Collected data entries
┌──
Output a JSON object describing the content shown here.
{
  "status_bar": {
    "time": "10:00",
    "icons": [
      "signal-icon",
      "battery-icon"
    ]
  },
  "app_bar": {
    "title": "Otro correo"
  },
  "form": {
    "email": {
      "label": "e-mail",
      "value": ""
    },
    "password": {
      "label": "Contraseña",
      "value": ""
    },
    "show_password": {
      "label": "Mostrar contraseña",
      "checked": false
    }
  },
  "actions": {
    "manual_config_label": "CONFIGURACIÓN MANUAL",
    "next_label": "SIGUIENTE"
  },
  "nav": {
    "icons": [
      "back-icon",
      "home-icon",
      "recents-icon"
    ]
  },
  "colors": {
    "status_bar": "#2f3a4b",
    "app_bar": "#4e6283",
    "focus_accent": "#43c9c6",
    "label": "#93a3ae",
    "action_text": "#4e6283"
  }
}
└──
### TASK INSTRUCTIONS
Exactly as shown above, return every record.

### FULL ANSWER
Output a JSON object describing the content shown here.
{
  "status_bar": {
    "time": "10:00",
    "icons": [
      "signal-icon",
      "battery-icon"
    ]
  },
  "app_bar": {
    "title": "Otro correo"
  },
  "form": {
    "email": {
      "label": "e-mail",
      "value": ""
    },
    "password": {
      "label": "Contraseña",
      "value": ""
    },
    "show_password": {
      "label": "Mostrar contraseña",
      "checked": false
    }
  },
  "actions": {
    "manual_config_label": "CONFIGURACIÓN MANUAL",
    "next_label": "SIGUIENTE"
  },
  "nav": {
    "icons": [
      "back-icon",
      "home-icon",
      "recents-icon"
    ]
  },
  "colors": {
    "status_bar": "#2f3a4b",
    "app_bar": "#4e6283",
    "focus_accent": "#43c9c6",
    "label": "#93a3ae",
    "action_text": "#4e6283"
  }
}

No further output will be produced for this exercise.